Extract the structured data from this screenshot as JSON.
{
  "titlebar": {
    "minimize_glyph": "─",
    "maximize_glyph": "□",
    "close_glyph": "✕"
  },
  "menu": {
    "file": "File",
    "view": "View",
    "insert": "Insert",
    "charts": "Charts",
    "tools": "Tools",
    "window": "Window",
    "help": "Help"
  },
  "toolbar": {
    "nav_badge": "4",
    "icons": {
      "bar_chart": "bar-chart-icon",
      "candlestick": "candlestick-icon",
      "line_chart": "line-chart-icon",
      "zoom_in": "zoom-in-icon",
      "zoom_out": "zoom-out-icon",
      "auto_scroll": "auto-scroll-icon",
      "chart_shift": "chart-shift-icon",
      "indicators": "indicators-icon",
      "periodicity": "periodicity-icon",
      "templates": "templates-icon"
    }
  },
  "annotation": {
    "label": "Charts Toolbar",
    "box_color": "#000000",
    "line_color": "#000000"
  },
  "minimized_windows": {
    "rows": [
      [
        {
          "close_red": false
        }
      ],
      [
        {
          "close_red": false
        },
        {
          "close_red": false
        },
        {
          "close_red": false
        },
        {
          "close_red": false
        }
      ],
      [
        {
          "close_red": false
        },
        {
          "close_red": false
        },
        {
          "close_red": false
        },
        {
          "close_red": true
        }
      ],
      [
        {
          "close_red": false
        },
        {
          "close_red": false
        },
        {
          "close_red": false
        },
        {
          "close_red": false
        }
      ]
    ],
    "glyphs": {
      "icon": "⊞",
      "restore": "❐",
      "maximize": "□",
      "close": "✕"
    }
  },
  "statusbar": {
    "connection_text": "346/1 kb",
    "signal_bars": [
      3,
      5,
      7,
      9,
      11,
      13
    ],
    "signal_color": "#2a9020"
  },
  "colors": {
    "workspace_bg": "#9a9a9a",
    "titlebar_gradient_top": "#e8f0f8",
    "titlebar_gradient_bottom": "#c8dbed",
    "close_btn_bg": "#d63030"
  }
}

━━━━━━━━━━━━━━━━

TASK DESCRIPTION:
Return all of the entries exactly as written.

COMPLETE RESPONSE:
Extract the structured data from this screenshot as JSON.
{
  "titlebar": {
    "minimize_glyph": "─",
    "maximize_glyph": "□",
    "close_glyph": "✕"
  },
  "menu": {
    "file": "File",
    "view": "View",
    "insert": "Insert",
    "charts": "Charts",
    "tools": "Tools",
    "window": "Window",
    "help": "Help"
  },
  "toolbar": {
    "nav_badge": "4",
    "icons": {
      "bar_chart": "bar-chart-icon",
      "candlestick": "candlestick-icon",
      "line_chart": "line-chart-icon",
      "zoom_in": "zoom-in-icon",
      "zoom_out": "zoom-out-icon",
      "auto_scroll": "auto-scroll-icon",
      "chart_shift": "chart-shift-icon",
      "indicators": "indicators-icon",
      "periodicity": "periodicity-icon",
      "templates": "templates-icon"
    }
  },
  "annotation": {
    "label": "Charts Toolbar",
    "box_color": "#000000",
    "line_color": "#000000"
  },
  "minimized_windows": {
    "rows": [
      [
        {
          "close_red": false
        }
      ],
      [
        {
          "close_red": false
        },
        {
          "close_red": false
        },
        {
          "close_red": false
        },
        {
          "close_red": false
        }
      ],
      [
        {
          "close_red": false
        },
        {
          "close_red": false
        },
        {
          "close_red": false
        },
        {
          "close_red": true
        }
      ],
      [
        {
          "close_red": false
        },
        {
          "close_red": false
        },
        {
          "close_red": false
        },
        {
          "close_red": false
        }
      ]
    ],
    "glyphs": {
      "icon": "⊞",
      "restore": "❐",
      "maximize": "□",
      "close": "✕"
    }
  },
  "statusbar": {
    "connection_text": "346/1 kb",
    "signal_bars": [
      3,
      5,
      7,
      9,
      11,
      13
    ],
    "signal_color": "#2a9020"
  },
  "colors": {
    "workspace_bg": "#9a9a9a",
    "titlebar_gradient_top": "#e8f0f8",
    "titlebar_gradient_bottom": "#c8dbed",
    "close_btn_bg": "#d63030"
  }
}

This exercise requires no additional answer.